**OBJECTIVE:** How many lines in the entries below contain "국방예산"? Answer with the number only.

**INPUT DATA:**
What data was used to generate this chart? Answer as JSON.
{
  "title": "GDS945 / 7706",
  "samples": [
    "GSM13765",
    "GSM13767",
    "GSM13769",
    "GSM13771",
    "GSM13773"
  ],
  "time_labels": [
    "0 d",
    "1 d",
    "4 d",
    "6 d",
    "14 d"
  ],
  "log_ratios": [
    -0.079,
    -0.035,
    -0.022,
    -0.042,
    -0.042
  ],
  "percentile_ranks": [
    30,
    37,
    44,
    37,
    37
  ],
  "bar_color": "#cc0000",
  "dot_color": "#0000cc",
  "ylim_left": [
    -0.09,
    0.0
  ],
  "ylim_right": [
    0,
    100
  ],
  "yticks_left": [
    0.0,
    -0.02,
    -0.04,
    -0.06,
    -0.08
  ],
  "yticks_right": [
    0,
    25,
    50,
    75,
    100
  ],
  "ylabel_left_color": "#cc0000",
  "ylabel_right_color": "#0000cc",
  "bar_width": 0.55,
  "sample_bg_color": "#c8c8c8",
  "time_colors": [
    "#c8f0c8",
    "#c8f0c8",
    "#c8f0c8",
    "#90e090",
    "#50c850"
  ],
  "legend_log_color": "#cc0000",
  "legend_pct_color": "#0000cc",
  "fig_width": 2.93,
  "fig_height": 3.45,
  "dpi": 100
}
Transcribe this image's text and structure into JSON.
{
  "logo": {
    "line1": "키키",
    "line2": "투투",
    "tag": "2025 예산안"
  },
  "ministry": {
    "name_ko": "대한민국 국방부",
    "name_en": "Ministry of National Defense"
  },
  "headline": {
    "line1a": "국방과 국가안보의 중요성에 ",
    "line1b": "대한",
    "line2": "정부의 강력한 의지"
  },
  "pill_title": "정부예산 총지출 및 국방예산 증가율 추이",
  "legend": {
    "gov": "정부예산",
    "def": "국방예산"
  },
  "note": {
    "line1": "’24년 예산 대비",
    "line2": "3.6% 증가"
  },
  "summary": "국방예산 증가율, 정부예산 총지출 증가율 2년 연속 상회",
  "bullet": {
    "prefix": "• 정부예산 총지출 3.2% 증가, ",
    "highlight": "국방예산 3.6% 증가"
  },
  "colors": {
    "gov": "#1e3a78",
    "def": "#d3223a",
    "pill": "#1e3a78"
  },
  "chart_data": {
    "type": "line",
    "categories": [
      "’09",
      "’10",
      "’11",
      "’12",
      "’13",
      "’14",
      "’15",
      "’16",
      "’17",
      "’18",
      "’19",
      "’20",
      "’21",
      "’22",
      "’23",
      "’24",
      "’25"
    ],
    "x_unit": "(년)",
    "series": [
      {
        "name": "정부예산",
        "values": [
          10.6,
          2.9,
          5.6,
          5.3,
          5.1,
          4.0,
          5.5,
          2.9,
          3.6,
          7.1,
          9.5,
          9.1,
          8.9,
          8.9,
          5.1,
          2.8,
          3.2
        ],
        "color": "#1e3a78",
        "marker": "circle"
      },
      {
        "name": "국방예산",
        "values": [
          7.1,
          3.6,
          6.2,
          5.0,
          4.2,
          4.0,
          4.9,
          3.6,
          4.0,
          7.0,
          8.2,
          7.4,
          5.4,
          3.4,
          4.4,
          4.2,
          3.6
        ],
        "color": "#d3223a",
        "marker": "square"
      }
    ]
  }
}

**FINAL RESULT:** 5